> _EXERCISE GOAL_
Without omitting anything, return the records precisely as given.

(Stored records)

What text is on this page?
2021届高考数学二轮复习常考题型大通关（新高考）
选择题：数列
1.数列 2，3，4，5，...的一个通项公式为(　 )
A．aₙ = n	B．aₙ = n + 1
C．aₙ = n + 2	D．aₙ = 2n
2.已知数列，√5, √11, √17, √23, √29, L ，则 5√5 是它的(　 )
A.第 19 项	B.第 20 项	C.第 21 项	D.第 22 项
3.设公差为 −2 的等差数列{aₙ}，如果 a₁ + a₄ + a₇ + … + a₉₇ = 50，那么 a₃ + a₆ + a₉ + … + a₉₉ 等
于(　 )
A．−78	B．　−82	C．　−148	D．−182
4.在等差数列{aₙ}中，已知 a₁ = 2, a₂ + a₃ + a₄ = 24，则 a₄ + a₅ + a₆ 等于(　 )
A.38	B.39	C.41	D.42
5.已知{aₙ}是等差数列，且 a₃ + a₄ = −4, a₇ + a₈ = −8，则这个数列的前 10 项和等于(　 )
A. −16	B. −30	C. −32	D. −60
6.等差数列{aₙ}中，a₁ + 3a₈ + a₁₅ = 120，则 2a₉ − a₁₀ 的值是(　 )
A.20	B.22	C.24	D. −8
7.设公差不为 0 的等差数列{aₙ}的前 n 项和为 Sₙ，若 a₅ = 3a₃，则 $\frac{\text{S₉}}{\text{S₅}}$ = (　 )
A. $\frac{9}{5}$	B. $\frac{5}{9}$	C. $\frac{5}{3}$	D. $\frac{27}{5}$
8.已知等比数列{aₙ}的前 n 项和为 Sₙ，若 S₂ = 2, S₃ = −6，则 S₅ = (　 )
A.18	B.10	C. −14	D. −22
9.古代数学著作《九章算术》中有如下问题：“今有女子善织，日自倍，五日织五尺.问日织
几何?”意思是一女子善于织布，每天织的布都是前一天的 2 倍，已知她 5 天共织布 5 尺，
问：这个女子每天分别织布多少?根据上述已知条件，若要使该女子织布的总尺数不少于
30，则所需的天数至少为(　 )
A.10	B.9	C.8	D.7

> _RESPONSE FOR THIS EXERCISE_
What text is on this page?
2021届高考数学二轮复习常考题型大通关（新高考）
选择题：数列
1.数列 2，3，4，5，...的一个通项公式为(　 )
A．aₙ = n	B．aₙ = n + 1
C．aₙ = n + 2	D．aₙ = 2n
2.已知数列，√5, √11, √17, √23, √29, L ，则 5√5 是它的(　 )
A.第 19 项	B.第 20 项	C.第 21 项	D.第 22 项
3.设公差为 −2 的等差数列{aₙ}，如果 a₁ + a₄ + a₇ + … + a₉₇ = 50，那么 a₃ + a₆ + a₉ + … + a₉₉ 等
于(　 )
A．−78	B．　−82	C．　−148	D．−182
4.在等差数列{aₙ}中，已知 a₁ = 2, a₂ + a₃ + a₄ = 24，则 a₄ + a₅ + a₆ 等于(　 )
A.38	B.39	C.41	D.42
5.已知{aₙ}是等差数列，且 a₃ + a₄ = −4, a₇ + a₈ = −8，则这个数列的前 10 项和等于(　 )
A. −16	B. −30	C. −32	D. −60
6.等差数列{aₙ}中，a₁ + 3a₈ + a₁₅ = 120，则 2a₉ − a₁₀ 的值是(　 )
A.20	B.22	C.24	D. −8
7.设公差不为 0 的等差数列{aₙ}的前 n 项和为 Sₙ，若 a₅ = 3a₃，则 $\frac{\text{S₉}}{\text{S₅}}$ = (　 )
A. $\frac{9}{5}$	B. $\frac{5}{9}$	C. $\frac{5}{3}$	D. $\frac{27}{5}$
8.已知等比数列{aₙ}的前 n 项和为 Sₙ，若 S₂ = 2, S₃ = −6，则 S₅ = (　 )
A.18	B.10	C. −14	D. −22
9.古代数学著作《九章算术》中有如下问题：“今有女子善织，日自倍，五日织五尺.问日织
几何?”意思是一女子善于织布，每天织的布都是前一天的 2 倍，已知她 5 天共织布 5 尺，
问：这个女子每天分别织布多少?根据上述已知条件，若要使该女子织布的总尺数不少于
30，则所需的天数至少为(　 )
A.10	B.9	C.8	D.7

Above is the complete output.